Extracted data:
———
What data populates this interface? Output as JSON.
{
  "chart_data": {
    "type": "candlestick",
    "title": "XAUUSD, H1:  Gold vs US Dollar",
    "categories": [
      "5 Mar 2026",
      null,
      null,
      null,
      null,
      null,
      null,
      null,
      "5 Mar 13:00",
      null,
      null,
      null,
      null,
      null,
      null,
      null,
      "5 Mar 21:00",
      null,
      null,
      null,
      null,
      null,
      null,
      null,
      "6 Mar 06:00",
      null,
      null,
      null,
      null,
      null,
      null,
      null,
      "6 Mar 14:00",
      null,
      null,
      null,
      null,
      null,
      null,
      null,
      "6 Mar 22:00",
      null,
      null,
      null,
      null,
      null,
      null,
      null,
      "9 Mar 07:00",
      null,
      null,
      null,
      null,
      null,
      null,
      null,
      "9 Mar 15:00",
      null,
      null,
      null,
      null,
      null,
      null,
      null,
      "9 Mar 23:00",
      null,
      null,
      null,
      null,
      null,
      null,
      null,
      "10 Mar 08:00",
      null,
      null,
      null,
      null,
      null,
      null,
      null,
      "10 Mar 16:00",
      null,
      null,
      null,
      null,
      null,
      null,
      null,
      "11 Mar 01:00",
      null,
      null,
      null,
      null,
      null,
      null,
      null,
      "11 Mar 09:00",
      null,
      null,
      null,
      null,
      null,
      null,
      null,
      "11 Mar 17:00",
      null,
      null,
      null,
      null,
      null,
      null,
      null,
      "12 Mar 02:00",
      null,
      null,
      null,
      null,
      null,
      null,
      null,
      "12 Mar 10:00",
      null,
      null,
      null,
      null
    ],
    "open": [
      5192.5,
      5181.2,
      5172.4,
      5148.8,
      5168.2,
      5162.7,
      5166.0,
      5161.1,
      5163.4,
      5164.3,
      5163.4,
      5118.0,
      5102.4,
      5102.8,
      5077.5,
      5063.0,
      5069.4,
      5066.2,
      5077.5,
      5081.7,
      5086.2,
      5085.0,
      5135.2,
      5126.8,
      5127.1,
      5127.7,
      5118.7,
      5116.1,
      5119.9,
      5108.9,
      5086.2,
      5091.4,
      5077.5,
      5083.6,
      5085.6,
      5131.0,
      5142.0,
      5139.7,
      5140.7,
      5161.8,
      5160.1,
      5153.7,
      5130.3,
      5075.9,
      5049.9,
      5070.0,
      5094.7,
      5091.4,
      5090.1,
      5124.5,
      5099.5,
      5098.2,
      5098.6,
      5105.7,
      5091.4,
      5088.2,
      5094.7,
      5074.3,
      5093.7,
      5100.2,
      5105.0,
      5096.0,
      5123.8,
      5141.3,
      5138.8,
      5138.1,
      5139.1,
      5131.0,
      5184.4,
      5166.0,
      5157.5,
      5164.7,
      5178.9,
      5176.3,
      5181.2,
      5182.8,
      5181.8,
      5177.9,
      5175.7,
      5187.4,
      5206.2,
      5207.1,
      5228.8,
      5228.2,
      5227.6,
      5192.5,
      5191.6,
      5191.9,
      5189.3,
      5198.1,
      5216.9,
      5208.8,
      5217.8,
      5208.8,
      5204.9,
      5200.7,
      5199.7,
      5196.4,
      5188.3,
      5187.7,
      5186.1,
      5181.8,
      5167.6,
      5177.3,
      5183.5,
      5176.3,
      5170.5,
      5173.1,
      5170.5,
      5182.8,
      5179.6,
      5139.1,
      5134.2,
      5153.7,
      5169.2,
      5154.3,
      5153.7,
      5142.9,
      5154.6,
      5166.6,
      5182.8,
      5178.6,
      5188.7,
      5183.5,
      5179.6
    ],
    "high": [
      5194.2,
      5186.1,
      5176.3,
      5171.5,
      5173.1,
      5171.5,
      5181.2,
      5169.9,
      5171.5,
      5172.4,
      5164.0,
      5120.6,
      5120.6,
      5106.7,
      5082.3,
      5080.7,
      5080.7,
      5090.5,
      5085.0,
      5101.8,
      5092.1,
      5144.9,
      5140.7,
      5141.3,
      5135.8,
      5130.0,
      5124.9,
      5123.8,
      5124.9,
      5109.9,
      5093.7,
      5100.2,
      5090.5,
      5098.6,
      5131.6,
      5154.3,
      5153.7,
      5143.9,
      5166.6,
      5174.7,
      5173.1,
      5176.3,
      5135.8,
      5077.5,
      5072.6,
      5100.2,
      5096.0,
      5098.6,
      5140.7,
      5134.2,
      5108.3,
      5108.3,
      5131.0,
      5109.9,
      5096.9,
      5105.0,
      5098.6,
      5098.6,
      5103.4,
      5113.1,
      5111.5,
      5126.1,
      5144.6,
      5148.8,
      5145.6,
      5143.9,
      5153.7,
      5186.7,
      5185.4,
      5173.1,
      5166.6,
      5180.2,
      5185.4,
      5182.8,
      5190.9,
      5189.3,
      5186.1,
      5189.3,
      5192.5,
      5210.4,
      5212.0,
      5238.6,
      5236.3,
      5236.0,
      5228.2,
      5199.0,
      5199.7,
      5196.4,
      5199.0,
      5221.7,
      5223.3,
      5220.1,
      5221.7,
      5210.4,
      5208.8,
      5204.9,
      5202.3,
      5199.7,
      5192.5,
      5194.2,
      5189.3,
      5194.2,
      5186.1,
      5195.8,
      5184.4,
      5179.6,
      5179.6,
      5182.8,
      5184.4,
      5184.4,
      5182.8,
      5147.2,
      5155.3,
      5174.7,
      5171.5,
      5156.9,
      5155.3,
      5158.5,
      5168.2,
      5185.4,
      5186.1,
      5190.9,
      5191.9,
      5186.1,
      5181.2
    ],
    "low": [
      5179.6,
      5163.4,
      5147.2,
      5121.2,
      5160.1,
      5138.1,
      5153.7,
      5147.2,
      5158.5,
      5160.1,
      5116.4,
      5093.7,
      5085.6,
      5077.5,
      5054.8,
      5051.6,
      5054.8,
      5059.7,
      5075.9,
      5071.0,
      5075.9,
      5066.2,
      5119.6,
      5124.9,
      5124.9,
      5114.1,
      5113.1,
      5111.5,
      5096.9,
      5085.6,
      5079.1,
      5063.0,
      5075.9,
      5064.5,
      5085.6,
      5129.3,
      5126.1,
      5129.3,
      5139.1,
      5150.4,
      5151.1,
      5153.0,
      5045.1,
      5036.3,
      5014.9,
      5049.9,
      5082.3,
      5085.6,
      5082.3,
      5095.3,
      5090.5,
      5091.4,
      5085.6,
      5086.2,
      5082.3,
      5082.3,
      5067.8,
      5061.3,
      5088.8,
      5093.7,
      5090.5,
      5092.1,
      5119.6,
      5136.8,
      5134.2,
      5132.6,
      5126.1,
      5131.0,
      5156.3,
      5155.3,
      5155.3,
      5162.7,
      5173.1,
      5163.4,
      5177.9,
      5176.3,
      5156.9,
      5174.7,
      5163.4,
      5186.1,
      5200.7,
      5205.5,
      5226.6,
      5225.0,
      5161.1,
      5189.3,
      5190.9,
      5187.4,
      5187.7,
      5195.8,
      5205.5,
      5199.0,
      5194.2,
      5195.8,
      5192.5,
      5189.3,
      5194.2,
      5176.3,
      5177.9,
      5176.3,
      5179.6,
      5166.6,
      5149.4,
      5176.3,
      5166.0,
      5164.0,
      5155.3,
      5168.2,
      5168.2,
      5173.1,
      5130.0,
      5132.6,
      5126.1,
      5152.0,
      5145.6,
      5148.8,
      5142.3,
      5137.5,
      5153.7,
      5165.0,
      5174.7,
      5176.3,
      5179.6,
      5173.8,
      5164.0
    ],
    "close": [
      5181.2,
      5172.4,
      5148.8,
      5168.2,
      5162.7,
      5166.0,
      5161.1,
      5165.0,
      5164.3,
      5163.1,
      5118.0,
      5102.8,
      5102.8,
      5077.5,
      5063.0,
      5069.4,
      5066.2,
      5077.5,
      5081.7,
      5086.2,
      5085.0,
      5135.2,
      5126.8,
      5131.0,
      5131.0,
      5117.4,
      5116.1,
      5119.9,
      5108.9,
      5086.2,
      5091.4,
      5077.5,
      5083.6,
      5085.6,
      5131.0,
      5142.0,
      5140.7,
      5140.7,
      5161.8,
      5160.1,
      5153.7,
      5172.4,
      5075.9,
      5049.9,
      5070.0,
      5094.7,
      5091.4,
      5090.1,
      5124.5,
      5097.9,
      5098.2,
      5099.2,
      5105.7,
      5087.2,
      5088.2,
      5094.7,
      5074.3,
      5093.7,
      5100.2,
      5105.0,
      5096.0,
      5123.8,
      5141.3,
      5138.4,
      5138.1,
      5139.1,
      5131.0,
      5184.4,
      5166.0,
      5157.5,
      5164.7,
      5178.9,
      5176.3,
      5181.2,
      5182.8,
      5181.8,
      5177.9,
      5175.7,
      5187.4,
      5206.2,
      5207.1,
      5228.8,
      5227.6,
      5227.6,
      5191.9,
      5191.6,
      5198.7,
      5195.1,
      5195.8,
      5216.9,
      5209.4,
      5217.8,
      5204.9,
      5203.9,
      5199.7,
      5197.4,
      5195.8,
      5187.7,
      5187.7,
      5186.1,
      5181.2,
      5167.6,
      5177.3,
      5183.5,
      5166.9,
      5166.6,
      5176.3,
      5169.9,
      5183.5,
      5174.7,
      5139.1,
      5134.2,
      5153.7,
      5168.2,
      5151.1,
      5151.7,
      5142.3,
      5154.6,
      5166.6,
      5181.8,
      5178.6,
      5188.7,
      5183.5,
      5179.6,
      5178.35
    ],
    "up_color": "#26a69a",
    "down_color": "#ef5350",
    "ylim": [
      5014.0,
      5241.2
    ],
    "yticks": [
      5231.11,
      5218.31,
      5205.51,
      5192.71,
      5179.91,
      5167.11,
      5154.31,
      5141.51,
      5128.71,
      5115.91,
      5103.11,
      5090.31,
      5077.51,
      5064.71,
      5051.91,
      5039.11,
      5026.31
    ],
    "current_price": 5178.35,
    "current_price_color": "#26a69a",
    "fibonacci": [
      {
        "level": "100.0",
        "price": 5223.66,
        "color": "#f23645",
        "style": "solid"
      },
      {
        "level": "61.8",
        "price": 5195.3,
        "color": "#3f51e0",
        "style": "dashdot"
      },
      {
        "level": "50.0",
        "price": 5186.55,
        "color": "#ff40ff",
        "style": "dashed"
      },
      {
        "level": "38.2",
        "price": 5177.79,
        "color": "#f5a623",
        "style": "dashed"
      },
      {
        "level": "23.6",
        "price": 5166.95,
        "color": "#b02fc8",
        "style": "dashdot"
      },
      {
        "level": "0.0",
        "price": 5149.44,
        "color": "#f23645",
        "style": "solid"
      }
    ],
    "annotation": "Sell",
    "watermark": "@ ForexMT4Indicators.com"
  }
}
———
Exercise instructions: Search the data above for the string "level" and copy each line that has it.

Correct response:
        "level": "100.0",
        "level": "61.8",
        "level": "50.0",
        "level": "38.2",
        "level": "23.6",
        "level": "0.0",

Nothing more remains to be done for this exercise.